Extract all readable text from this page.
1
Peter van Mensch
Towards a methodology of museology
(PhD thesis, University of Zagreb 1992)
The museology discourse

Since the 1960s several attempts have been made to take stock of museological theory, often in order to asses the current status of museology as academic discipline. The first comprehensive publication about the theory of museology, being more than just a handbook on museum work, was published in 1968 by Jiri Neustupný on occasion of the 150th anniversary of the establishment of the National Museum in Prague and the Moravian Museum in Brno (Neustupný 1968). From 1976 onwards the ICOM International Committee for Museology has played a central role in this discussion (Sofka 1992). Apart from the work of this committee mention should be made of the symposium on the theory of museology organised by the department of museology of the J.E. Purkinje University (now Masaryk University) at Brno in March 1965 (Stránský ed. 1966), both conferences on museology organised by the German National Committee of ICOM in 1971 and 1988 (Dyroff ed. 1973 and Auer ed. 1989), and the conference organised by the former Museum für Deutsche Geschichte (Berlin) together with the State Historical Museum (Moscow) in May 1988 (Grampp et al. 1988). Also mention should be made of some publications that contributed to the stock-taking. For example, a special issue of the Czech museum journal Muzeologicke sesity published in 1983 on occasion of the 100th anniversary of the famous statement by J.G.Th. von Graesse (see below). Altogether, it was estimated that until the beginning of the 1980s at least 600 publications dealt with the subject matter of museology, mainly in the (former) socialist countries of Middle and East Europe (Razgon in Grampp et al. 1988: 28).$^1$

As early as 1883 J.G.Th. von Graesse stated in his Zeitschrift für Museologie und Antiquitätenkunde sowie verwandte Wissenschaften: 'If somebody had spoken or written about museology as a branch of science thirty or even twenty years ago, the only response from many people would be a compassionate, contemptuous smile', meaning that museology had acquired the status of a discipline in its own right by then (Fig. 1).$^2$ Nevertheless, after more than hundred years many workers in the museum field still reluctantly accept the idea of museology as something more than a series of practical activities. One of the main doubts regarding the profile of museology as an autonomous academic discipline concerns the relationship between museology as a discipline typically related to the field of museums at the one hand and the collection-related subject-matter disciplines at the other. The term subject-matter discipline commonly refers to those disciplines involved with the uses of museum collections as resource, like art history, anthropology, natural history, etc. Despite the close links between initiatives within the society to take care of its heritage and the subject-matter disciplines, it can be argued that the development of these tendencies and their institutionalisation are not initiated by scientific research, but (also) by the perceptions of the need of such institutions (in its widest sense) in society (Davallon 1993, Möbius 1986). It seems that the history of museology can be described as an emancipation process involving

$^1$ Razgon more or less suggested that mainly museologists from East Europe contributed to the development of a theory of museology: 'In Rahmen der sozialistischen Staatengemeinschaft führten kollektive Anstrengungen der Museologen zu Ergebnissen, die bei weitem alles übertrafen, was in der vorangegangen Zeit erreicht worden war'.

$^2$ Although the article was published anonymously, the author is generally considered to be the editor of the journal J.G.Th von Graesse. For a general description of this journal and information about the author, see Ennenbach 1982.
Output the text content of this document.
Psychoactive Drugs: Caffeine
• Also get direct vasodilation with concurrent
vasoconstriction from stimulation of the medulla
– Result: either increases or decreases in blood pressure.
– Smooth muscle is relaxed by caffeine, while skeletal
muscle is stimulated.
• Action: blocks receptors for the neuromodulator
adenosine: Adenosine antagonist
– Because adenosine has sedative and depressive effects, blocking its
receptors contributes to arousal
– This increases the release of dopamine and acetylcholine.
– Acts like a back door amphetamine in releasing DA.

**What to work on:** Transcribe the data. Leave every line exactly as it is.

**The reply:**
Extract all readable text from this page.
1
Peter van Mensch
Towards a methodology of museology
(PhD thesis, University of Zagreb 1992)
The museology discourse

Since the 1960s several attempts have been made to take stock of museological theory, often in order to asses the current status of museology as academic discipline. The first comprehensive publication about the theory of museology, being more than just a handbook on museum work, was published in 1968 by Jiri Neustupný on occasion of the 150th anniversary of the establishment of the National Museum in Prague and the Moravian Museum in Brno (Neustupný 1968). From 1976 onwards the ICOM International Committee for Museology has played a central role in this discussion (Sofka 1992). Apart from the work of this committee mention should be made of the symposium on the theory of museology organised by the department of museology of the J.E. Purkinje University (now Masaryk University) at Brno in March 1965 (Stránský ed. 1966), both conferences on museology organised by the German National Committee of ICOM in 1971 and 1988 (Dyroff ed. 1973 and Auer ed. 1989), and the conference organised by the former Museum für Deutsche Geschichte (Berlin) together with the State Historical Museum (Moscow) in May 1988 (Grampp et al. 1988). Also mention should be made of some publications that contributed to the stock-taking. For example, a special issue of the Czech museum journal Muzeologicke sesity published in 1983 on occasion of the 100th anniversary of the famous statement by J.G.Th. von Graesse (see below). Altogether, it was estimated that until the beginning of the 1980s at least 600 publications dealt with the subject matter of museology, mainly in the (former) socialist countries of Middle and East Europe (Razgon in Grampp et al. 1988: 28).$^1$

As early as 1883 J.G.Th. von Graesse stated in his Zeitschrift für Museologie und Antiquitätenkunde sowie verwandte Wissenschaften: 'If somebody had spoken or written about museology as a branch of science thirty or even twenty years ago, the only response from many people would be a compassionate, contemptuous smile', meaning that museology had acquired the status of a discipline in its own right by then (Fig. 1).$^2$ Nevertheless, after more than hundred years many workers in the museum field still reluctantly accept the idea of museology as something more than a series of practical activities. One of the main doubts regarding the profile of museology as an autonomous academic discipline concerns the relationship between museology as a discipline typically related to the field of museums at the one hand and the collection-related subject-matter disciplines at the other. The term subject-matter discipline commonly refers to those disciplines involved with the uses of museum collections as resource, like art history, anthropology, natural history, etc. Despite the close links between initiatives within the society to take care of its heritage and the subject-matter disciplines, it can be argued that the development of these tendencies and their institutionalisation are not initiated by scientific research, but (also) by the perceptions of the need of such institutions (in its widest sense) in society (Davallon 1993, Möbius 1986). It seems that the history of museology can be described as an emancipation process involving

$^1$ Razgon more or less suggested that mainly museologists from East Europe contributed to the development of a theory of museology: 'In Rahmen der sozialistischen Staatengemeinschaft führten kollektive Anstrengungen der Museologen zu Ergebnissen, die bei weitem alles übertrafen, was in der vorangegangen Zeit erreicht worden war'.

$^2$ Although the article was published anonymously, the author is generally considered to be the editor of the journal J.G.Th von Graesse. For a general description of this journal and information about the author, see Ennenbach 1982.
Output the text content of this document.
Psychoactive Drugs: Caffeine
• Also get direct vasodilation with concurrent
vasoconstriction from stimulation of the medulla
– Result: either increases or decreases in blood pressure.
– Smooth muscle is relaxed by caffeine, while skeletal
muscle is stimulated.
• Action: blocks receptors for the neuromodulator
adenosine: Adenosine antagonist
– Because adenosine has sedative and depressive effects, blocking its
receptors contributes to arousal
– This increases the release of dopamine and acetylcholine.
– Acts like a back door amphetamine in releasing DA.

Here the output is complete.